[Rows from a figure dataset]
-- START --
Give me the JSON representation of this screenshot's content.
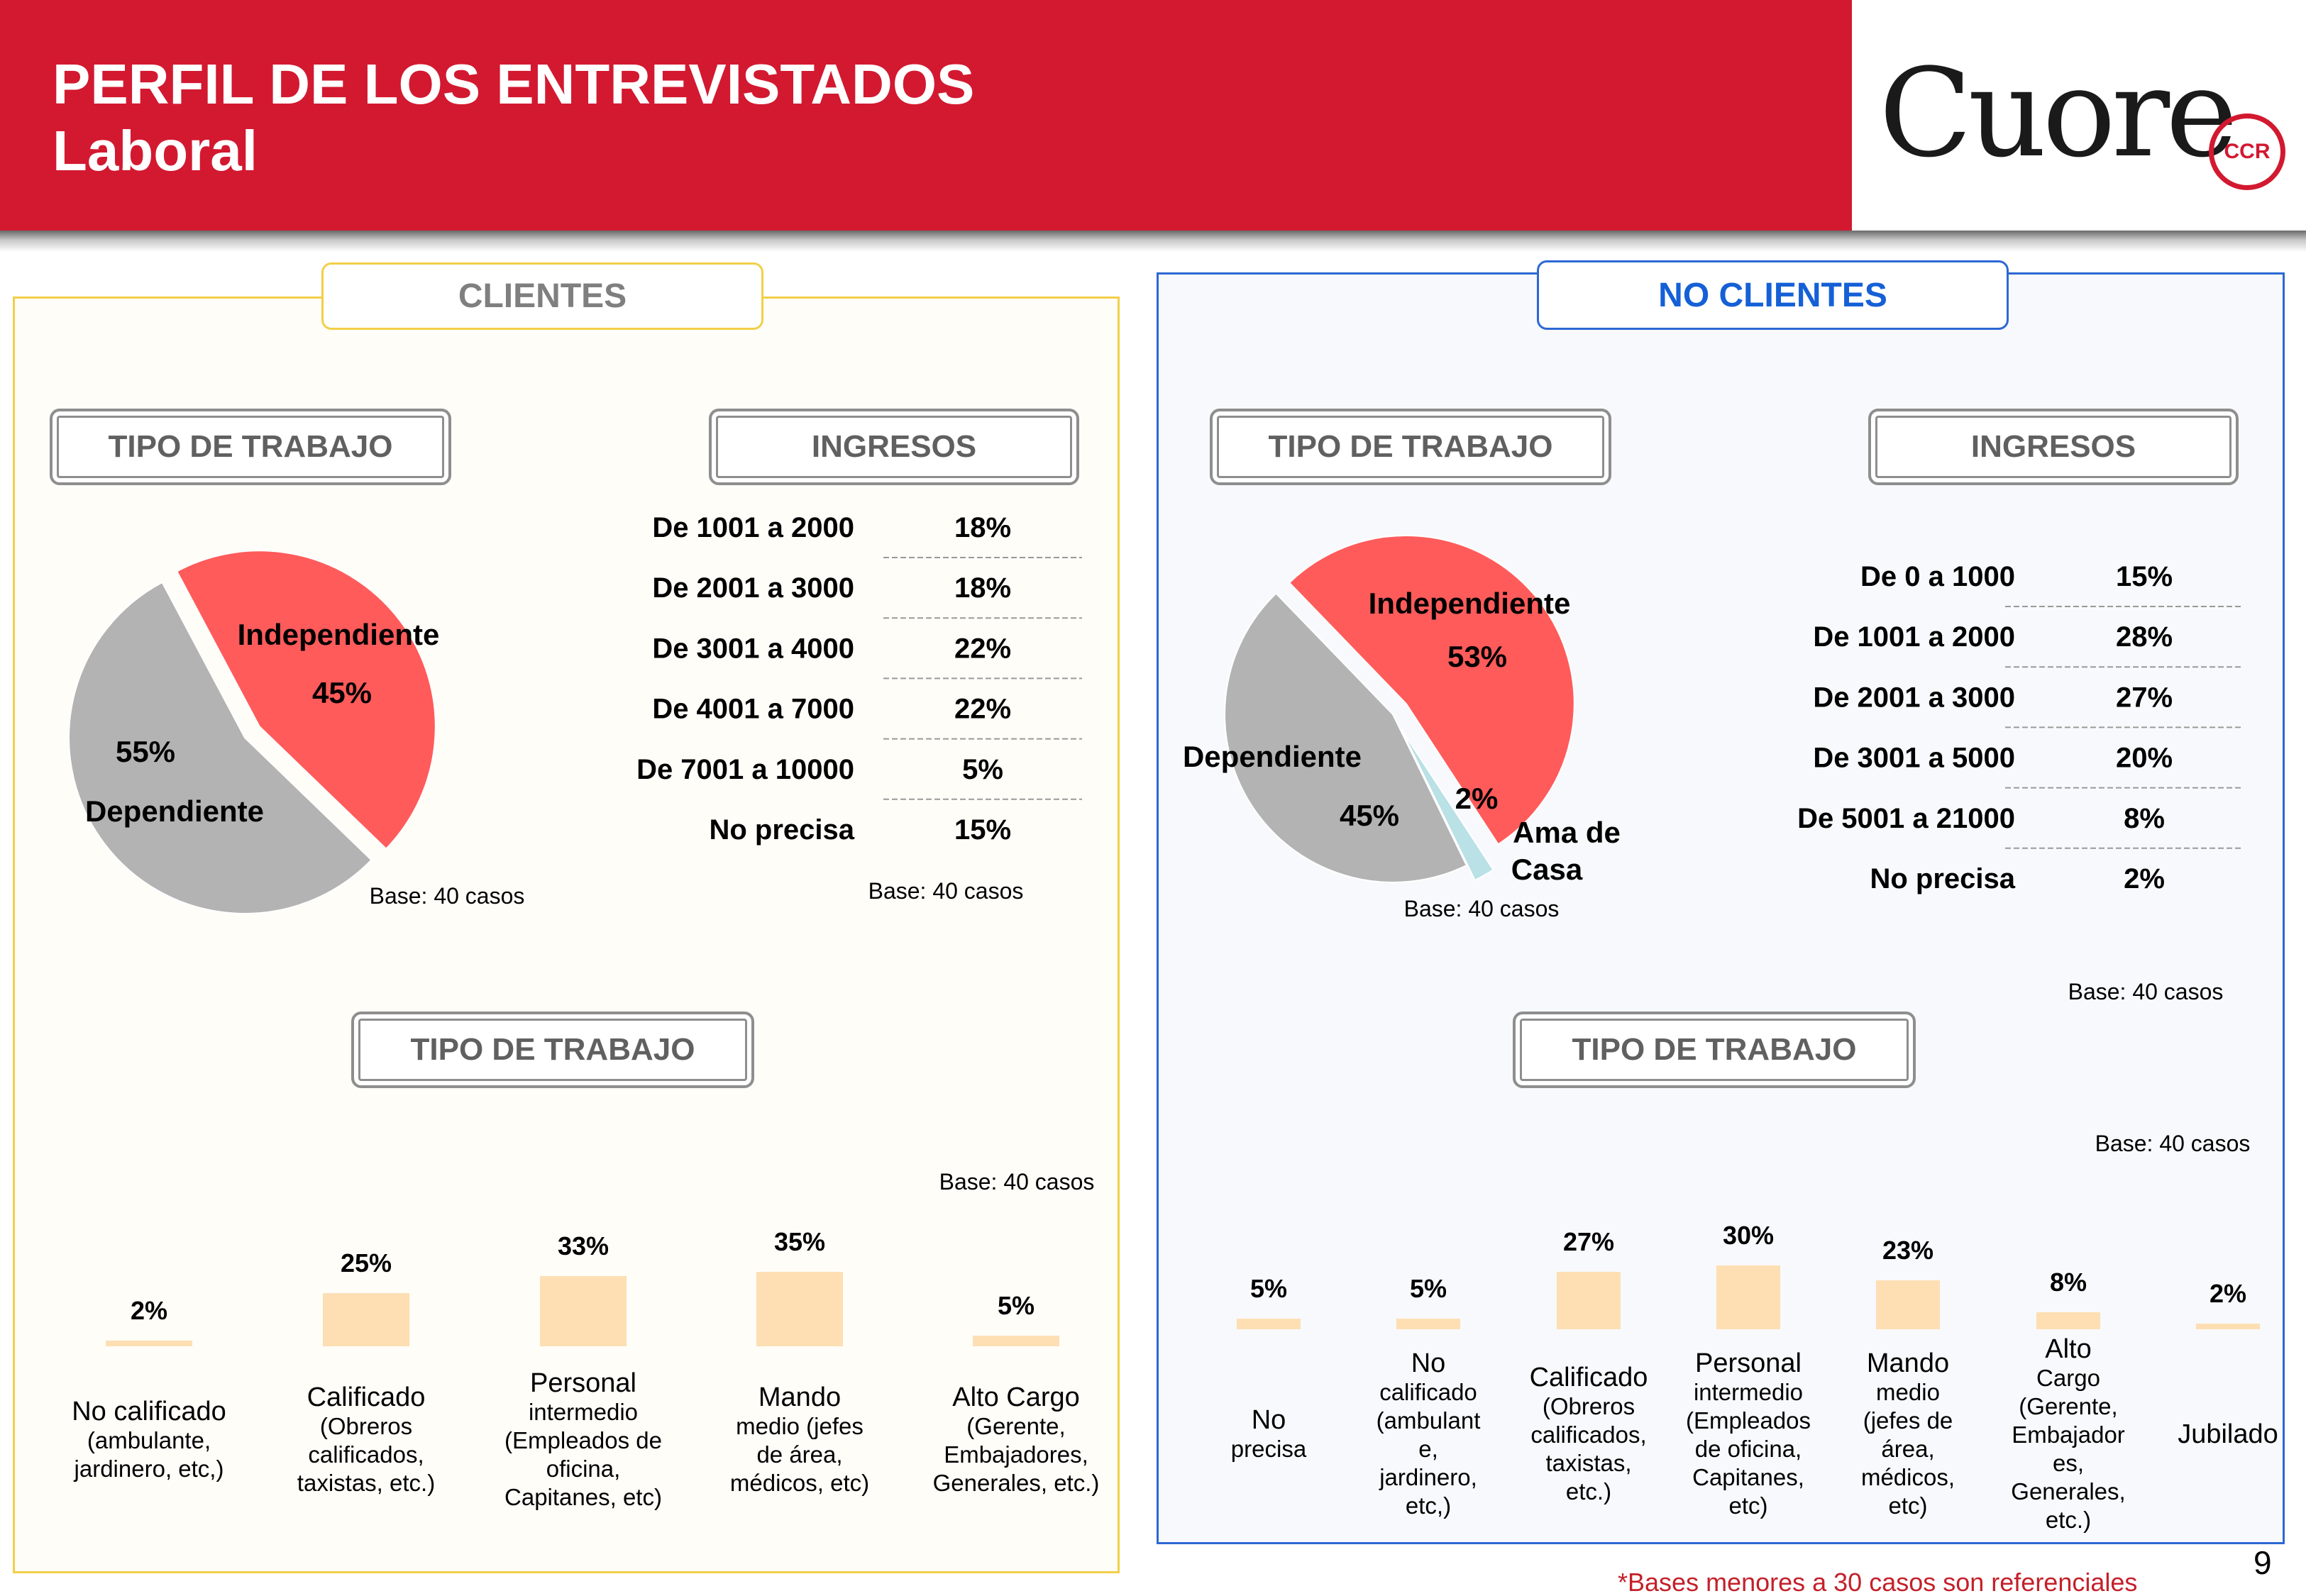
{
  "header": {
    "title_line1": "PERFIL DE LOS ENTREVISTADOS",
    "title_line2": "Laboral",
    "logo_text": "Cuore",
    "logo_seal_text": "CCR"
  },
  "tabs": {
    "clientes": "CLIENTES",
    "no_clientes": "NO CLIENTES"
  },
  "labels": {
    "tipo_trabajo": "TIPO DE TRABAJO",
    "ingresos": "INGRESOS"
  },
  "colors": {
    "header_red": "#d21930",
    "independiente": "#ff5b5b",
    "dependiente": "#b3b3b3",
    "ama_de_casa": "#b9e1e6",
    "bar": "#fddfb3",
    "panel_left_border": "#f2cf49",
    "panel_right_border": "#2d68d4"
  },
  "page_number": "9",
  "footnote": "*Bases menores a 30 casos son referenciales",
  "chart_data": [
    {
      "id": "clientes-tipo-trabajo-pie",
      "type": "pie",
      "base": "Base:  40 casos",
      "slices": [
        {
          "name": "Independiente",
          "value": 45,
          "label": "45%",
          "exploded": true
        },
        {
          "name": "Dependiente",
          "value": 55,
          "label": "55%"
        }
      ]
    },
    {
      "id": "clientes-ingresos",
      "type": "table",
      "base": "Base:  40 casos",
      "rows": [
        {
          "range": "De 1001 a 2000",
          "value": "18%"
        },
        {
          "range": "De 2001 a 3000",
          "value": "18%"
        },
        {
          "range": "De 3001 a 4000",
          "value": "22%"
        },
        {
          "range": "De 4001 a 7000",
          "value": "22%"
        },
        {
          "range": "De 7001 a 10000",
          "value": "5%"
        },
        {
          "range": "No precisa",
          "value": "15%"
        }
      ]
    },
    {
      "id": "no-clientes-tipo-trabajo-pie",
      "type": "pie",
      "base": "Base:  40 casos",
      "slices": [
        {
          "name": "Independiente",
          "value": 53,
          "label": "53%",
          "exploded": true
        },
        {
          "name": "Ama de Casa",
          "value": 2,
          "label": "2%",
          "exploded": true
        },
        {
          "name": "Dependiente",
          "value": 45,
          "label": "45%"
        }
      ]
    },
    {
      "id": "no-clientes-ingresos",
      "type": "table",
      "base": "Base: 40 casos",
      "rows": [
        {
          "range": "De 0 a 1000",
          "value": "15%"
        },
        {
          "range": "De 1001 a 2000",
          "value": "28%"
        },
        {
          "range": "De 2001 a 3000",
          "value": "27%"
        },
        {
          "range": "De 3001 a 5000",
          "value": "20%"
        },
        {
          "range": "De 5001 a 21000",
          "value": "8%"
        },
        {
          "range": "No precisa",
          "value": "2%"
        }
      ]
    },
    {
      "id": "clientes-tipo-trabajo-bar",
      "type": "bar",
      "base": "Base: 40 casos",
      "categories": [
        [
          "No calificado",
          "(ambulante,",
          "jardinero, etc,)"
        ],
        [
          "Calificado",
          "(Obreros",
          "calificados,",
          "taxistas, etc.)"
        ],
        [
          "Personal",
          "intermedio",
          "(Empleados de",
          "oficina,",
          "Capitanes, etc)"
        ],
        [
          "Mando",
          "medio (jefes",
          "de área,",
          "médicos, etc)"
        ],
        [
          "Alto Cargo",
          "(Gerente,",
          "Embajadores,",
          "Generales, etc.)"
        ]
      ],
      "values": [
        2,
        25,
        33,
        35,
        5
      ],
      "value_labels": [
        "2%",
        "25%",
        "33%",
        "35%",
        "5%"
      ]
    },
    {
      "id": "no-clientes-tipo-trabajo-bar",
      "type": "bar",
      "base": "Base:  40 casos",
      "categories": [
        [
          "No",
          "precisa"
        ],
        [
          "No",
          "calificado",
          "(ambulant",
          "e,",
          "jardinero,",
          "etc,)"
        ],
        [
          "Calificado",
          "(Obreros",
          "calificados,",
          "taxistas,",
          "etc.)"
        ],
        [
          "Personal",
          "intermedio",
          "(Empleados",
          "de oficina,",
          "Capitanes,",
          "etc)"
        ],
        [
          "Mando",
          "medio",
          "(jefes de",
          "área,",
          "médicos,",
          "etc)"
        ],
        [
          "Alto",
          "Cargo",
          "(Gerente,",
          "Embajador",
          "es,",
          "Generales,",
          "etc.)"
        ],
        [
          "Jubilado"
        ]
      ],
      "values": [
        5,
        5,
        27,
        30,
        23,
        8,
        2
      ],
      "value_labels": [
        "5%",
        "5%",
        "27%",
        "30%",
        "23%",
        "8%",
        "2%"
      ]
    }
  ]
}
-- END --
### WHAT THE TASK ASKS
Transcribe the material as is, with images omitted.

### EXERCISE SOLUTION
Give me the JSON representation of this screenshot's content.
{
  "header": {
    "title_line1": "PERFIL DE LOS ENTREVISTADOS",
    "title_line2": "Laboral",
    "logo_text": "Cuore",
    "logo_seal_text": "CCR"
  },
  "tabs": {
    "clientes": "CLIENTES",
    "no_clientes": "NO CLIENTES"
  },
  "labels": {
    "tipo_trabajo": "TIPO DE TRABAJO",
    "ingresos": "INGRESOS"
  },
  "colors": {
    "header_red": "#d21930",
    "independiente": "#ff5b5b",
    "dependiente": "#b3b3b3",
    "ama_de_casa": "#b9e1e6",
    "bar": "#fddfb3",
    "panel_left_border": "#f2cf49",
    "panel_right_border": "#2d68d4"
  },
  "page_number": "9",
  "footnote": "*Bases menores a 30 casos son referenciales",
  "chart_data": [
    {
      "id": "clientes-tipo-trabajo-pie",
      "type": "pie",
      "base": "Base:  40 casos",
      "slices": [
        {
          "name": "Independiente",
          "value": 45,
          "label": "45%",
          "exploded": true
        },
        {
          "name": "Dependiente",
          "value": 55,
          "label": "55%"
        }
      ]
    },
    {
      "id": "clientes-ingresos",
      "type": "table",
      "base": "Base:  40 casos",
      "rows": [
        {
          "range": "De 1001 a 2000",
          "value": "18%"
        },
        {
          "range": "De 2001 a 3000",
          "value": "18%"
        },
        {
          "range": "De 3001 a 4000",
          "value": "22%"
        },
        {
          "range": "De 4001 a 7000",
          "value": "22%"
        },
        {
          "range": "De 7001 a 10000",
          "value": "5%"
        },
        {
          "range": "No precisa",
          "value": "15%"
        }
      ]
    },
    {
      "id": "no-clientes-tipo-trabajo-pie",
      "type": "pie",
      "base": "Base:  40 casos",
      "slices": [
        {
          "name": "Independiente",
          "value": 53,
          "label": "53%",
          "exploded": true
        },
        {
          "name": "Ama de Casa",
          "value": 2,
          "label": "2%",
          "exploded": true
        },
        {
          "name": "Dependiente",
          "value": 45,
          "label": "45%"
        }
      ]
    },
    {
      "id": "no-clientes-ingresos",
      "type": "table",
      "base": "Base: 40 casos",
      "rows": [
        {
          "range": "De 0 a 1000",
          "value": "15%"
        },
        {
          "range": "De 1001 a 2000",
          "value": "28%"
        },
        {
          "range": "De 2001 a 3000",
          "value": "27%"
        },
        {
          "range": "De 3001 a 5000",
          "value": "20%"
        },
        {
          "range": "De 5001 a 21000",
          "value": "8%"
        },
        {
          "range": "No precisa",
          "value": "2%"
        }
      ]
    },
    {
      "id": "clientes-tipo-trabajo-bar",
      "type": "bar",
      "base": "Base: 40 casos",
      "categories": [
        [
          "No calificado",
          "(ambulante,",
          "jardinero, etc,)"
        ],
        [
          "Calificado",
          "(Obreros",
          "calificados,",
          "taxistas, etc.)"
        ],
        [
          "Personal",
          "intermedio",
          "(Empleados de",
          "oficina,",
          "Capitanes, etc)"
        ],
        [
          "Mando",
          "medio (jefes",
          "de área,",
          "médicos, etc)"
        ],
        [
          "Alto Cargo",
          "(Gerente,",
          "Embajadores,",
          "Generales, etc.)"
        ]
      ],
      "values": [
        2,
        25,
        33,
        35,
        5
      ],
      "value_labels": [
        "2%",
        "25%",
        "33%",
        "35%",
        "5%"
      ]
    },
    {
      "id": "no-clientes-tipo-trabajo-bar",
      "type": "bar",
      "base": "Base:  40 casos",
      "categories": [
        [
          "No",
          "precisa"
        ],
        [
          "No",
          "calificado",
          "(ambulant",
          "e,",
          "jardinero,",
          "etc,)"
        ],
        [
          "Calificado",
          "(Obreros",
          "calificados,",
          "taxistas,",
          "etc.)"
        ],
        [
          "Personal",
          "intermedio",
          "(Empleados",
          "de oficina,",
          "Capitanes,",
          "etc)"
        ],
        [
          "Mando",
          "medio",
          "(jefes de",
          "área,",
          "médicos,",
          "etc)"
        ],
        [
          "Alto",
          "Cargo",
          "(Gerente,",
          "Embajador",
          "es,",
          "Generales,",
          "etc.)"
        ],
        [
          "Jubilado"
        ]
      ],
      "values": [
        5,
        5,
        27,
        30,
        23,
        8,
        2
      ],
      "value_labels": [
        "5%",
        "5%",
        "27%",
        "30%",
        "23%",
        "8%",
        "2%"
      ]
    }
  ]
}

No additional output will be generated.